§ STATED GOAL: Search the records for the word "name" and pick out every line that has it.

§ INPUT:
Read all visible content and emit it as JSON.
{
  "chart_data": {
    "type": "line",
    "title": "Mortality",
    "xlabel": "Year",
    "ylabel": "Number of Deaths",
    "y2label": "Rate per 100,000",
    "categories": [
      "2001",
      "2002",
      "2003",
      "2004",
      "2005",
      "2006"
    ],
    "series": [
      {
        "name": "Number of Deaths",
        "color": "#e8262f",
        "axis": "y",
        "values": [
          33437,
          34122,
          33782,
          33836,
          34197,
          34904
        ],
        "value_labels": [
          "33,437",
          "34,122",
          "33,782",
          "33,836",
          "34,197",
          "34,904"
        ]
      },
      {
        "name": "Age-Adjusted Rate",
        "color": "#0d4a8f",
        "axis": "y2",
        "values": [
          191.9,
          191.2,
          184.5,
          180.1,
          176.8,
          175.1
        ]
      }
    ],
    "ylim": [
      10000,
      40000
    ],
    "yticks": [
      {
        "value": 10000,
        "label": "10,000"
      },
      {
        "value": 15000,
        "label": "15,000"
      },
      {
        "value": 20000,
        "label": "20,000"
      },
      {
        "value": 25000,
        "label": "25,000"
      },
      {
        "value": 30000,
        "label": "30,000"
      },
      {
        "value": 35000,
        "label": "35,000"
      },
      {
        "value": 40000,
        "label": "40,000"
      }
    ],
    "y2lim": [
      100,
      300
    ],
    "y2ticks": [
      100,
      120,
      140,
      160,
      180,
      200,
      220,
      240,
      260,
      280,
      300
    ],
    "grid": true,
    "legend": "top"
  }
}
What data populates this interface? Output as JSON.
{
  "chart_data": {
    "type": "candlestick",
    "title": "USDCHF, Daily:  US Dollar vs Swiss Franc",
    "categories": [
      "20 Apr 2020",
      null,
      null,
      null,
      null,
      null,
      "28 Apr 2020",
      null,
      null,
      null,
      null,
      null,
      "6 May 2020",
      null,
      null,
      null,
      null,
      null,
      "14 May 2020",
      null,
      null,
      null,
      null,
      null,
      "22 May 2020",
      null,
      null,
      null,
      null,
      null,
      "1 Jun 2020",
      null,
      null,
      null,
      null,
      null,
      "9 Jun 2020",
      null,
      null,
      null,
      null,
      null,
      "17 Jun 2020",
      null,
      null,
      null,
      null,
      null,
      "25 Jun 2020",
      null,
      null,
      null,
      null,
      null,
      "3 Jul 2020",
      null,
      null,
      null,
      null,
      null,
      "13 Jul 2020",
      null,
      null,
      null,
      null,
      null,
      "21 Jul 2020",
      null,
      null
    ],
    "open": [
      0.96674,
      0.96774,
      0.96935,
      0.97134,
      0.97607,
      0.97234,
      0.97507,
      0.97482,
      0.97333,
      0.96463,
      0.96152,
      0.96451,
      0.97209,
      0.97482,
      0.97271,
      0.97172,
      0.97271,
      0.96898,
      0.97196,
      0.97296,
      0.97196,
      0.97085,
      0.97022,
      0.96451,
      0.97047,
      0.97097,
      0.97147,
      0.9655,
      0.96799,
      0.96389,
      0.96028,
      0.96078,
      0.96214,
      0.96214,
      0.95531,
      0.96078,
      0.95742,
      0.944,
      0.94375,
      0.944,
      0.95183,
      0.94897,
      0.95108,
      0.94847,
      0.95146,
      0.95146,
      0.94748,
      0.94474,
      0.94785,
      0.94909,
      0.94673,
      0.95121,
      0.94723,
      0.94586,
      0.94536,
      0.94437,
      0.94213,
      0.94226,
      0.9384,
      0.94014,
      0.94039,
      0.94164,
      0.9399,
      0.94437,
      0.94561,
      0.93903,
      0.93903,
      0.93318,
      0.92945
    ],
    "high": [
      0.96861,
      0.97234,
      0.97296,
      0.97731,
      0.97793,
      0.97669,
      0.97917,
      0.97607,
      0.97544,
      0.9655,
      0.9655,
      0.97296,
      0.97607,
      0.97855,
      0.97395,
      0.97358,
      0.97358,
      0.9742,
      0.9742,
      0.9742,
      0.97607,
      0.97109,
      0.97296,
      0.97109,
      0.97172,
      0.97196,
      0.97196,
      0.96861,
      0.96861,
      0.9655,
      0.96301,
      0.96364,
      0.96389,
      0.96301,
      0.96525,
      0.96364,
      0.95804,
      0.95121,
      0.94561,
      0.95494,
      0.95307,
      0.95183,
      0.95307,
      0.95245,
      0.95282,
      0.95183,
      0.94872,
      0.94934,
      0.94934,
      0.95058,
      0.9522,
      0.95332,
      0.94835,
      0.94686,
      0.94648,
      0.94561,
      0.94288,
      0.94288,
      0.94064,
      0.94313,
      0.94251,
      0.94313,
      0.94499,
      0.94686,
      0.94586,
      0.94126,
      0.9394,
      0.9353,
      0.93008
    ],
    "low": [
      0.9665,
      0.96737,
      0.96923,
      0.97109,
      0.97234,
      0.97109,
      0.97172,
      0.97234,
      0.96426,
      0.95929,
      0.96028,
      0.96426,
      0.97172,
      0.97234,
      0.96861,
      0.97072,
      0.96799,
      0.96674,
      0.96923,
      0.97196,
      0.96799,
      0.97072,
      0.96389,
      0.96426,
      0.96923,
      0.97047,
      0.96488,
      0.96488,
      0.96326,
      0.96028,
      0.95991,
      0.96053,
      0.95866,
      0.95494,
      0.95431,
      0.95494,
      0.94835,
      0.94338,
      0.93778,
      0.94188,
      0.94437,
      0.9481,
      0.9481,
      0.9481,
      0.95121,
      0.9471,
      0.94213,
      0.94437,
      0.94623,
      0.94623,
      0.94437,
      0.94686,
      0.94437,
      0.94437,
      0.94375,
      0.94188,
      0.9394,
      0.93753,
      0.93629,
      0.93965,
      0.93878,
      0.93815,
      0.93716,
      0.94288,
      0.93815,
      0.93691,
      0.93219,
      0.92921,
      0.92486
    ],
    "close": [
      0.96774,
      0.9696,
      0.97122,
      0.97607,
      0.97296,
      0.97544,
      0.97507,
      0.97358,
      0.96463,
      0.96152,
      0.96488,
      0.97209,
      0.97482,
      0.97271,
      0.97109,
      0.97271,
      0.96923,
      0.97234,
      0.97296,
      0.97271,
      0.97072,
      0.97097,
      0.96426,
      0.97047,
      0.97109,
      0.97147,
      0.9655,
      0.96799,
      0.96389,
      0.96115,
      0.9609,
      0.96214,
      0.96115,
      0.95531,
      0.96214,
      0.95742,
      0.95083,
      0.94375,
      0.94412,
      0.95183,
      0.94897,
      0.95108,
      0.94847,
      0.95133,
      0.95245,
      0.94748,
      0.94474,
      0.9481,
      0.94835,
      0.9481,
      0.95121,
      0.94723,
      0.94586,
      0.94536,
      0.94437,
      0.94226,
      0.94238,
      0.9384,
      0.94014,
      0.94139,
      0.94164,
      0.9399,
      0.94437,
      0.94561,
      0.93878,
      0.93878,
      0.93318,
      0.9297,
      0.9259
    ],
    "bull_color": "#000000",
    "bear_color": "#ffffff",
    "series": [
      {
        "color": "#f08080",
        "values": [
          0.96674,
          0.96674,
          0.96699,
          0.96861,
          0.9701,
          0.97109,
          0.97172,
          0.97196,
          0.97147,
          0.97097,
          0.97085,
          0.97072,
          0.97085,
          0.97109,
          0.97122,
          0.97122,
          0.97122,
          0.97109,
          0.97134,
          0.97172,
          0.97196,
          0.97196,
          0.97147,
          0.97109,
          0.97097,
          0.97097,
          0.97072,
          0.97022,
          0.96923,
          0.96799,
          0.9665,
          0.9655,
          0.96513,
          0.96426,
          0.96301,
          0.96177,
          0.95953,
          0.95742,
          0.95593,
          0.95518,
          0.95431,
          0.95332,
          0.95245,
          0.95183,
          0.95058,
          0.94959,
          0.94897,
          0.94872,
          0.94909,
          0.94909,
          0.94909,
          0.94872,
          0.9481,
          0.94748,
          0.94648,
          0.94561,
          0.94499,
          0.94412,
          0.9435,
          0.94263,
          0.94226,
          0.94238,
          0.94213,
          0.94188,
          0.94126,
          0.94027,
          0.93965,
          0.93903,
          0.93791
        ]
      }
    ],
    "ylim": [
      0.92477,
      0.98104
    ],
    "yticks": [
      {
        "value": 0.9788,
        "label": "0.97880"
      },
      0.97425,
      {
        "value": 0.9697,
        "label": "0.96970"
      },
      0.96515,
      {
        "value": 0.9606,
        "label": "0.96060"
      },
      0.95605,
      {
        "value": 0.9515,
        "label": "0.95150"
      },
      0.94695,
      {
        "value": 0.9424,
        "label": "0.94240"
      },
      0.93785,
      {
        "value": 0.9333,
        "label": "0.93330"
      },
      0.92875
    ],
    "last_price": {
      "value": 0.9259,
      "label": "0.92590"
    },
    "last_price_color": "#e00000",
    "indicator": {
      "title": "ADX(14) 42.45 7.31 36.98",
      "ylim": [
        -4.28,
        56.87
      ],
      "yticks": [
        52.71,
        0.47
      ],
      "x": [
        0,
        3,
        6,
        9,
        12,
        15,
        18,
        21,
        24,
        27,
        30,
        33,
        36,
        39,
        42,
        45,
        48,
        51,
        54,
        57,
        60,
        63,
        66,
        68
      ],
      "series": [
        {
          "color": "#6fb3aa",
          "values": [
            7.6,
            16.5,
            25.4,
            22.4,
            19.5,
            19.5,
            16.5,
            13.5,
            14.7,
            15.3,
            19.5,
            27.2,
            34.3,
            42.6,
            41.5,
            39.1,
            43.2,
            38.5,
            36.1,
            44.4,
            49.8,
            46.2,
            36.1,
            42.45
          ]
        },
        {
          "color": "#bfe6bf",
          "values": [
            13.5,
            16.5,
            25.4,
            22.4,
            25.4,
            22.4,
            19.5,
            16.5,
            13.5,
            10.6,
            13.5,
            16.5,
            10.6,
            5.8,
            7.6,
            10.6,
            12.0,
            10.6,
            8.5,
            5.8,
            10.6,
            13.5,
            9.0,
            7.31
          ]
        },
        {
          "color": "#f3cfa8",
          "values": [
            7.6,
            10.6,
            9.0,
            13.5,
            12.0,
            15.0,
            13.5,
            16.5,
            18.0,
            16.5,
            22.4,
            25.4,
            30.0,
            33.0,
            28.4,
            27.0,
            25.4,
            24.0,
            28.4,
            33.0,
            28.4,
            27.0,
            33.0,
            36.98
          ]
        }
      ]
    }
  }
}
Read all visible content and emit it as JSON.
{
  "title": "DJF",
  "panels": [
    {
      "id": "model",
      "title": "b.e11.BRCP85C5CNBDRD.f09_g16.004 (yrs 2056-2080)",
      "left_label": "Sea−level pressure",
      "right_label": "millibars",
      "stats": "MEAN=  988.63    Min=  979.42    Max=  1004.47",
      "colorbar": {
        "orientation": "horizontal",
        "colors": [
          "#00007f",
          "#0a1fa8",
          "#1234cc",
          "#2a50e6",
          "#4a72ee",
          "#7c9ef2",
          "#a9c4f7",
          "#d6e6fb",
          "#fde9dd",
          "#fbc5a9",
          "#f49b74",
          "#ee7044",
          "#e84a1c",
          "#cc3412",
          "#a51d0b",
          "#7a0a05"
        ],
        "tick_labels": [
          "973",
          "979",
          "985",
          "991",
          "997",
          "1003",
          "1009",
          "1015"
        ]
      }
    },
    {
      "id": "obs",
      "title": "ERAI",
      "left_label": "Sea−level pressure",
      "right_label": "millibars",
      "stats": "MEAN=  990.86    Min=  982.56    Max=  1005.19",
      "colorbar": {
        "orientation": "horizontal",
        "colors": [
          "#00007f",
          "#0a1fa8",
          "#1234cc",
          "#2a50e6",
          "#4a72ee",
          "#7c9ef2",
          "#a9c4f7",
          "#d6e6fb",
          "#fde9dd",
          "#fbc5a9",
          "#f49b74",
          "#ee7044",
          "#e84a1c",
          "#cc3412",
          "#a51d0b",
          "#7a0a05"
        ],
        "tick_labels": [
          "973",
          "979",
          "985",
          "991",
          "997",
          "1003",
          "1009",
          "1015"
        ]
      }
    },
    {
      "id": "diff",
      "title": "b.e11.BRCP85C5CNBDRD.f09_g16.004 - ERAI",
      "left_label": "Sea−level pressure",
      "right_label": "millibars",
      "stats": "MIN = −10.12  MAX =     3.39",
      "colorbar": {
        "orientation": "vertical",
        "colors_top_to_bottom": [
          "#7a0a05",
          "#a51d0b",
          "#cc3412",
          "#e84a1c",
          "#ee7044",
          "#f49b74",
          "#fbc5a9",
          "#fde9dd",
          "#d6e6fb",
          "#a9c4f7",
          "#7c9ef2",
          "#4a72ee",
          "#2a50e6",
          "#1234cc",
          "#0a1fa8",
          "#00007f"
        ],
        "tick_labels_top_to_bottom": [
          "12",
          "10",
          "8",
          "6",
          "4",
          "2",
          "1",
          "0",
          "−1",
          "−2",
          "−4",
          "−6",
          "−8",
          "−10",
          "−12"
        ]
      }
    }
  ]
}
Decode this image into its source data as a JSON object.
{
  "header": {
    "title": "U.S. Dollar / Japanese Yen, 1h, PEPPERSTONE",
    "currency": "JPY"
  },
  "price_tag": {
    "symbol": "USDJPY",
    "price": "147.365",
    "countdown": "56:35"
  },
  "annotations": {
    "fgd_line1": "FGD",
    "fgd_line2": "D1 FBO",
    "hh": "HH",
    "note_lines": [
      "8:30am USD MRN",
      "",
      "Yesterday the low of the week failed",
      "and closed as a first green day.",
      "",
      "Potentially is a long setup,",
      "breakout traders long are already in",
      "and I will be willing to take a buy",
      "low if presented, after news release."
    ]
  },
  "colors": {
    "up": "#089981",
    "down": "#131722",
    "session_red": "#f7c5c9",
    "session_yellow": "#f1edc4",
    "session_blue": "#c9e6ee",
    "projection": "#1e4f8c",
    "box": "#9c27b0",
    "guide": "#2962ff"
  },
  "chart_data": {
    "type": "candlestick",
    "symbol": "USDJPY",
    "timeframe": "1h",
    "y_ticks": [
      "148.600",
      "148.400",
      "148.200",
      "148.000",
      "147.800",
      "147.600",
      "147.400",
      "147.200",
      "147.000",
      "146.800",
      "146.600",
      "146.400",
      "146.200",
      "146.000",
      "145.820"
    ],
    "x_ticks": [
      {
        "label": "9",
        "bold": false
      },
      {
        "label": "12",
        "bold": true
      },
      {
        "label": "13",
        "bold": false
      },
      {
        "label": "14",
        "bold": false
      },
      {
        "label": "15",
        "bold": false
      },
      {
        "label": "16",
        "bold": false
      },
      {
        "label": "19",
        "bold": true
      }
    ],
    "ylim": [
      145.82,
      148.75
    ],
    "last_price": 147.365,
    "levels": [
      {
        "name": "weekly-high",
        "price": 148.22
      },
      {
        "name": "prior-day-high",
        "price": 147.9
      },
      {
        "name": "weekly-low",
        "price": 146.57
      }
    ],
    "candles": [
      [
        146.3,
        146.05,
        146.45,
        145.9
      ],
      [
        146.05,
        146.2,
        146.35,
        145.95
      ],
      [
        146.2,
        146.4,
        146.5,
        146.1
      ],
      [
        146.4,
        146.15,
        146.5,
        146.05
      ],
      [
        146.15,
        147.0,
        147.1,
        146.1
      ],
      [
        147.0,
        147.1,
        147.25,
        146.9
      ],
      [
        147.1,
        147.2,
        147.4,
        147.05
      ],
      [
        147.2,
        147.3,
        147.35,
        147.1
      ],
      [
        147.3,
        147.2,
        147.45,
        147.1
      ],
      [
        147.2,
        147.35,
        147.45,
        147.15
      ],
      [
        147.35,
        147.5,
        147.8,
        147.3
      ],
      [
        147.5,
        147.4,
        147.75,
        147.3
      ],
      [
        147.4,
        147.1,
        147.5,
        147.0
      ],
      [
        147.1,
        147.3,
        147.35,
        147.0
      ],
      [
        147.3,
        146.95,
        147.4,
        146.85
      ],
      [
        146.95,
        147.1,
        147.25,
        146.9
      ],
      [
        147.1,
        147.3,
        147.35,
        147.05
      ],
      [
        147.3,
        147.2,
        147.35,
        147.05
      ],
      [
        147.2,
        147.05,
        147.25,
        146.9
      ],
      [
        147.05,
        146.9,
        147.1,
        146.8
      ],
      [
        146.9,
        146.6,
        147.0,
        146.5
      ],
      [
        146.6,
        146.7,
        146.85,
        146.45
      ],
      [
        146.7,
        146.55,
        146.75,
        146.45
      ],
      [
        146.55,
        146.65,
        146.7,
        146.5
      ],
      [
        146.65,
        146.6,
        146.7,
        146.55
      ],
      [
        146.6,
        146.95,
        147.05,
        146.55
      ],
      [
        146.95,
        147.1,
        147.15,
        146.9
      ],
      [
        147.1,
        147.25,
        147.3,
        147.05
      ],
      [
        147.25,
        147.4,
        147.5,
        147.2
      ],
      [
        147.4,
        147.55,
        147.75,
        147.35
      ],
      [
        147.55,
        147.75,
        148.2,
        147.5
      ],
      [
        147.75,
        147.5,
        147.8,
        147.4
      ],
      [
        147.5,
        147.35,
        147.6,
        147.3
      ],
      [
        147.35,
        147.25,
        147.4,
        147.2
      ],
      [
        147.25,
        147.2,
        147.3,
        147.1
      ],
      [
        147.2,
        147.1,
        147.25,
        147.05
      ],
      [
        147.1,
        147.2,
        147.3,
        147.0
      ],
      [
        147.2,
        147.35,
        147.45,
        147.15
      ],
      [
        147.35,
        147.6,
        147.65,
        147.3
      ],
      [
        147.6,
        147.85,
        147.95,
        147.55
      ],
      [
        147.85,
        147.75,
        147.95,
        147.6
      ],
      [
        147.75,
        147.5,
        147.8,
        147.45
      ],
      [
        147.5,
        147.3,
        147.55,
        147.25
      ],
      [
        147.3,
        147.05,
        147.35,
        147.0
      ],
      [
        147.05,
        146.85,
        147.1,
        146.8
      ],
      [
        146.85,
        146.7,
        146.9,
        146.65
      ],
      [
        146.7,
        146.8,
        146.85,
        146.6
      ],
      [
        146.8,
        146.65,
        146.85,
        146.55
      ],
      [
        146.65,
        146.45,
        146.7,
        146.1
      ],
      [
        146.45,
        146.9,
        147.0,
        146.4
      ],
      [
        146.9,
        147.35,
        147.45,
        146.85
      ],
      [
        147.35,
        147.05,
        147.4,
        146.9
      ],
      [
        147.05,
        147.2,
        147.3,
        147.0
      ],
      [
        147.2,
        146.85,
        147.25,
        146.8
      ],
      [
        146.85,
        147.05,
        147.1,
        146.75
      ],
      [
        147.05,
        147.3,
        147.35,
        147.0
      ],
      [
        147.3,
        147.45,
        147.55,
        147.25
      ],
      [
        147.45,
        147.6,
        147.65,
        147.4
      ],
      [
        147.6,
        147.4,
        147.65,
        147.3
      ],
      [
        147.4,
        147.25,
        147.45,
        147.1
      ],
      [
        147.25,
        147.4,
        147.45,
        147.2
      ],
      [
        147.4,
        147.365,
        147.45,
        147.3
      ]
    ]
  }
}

§ REPLY:
        "name": "Number of Deaths",
        "name": "Age-Adjusted Rate",
        "name": "weekly-high",
        "name": "prior-day-high",
        "name": "weekly-low",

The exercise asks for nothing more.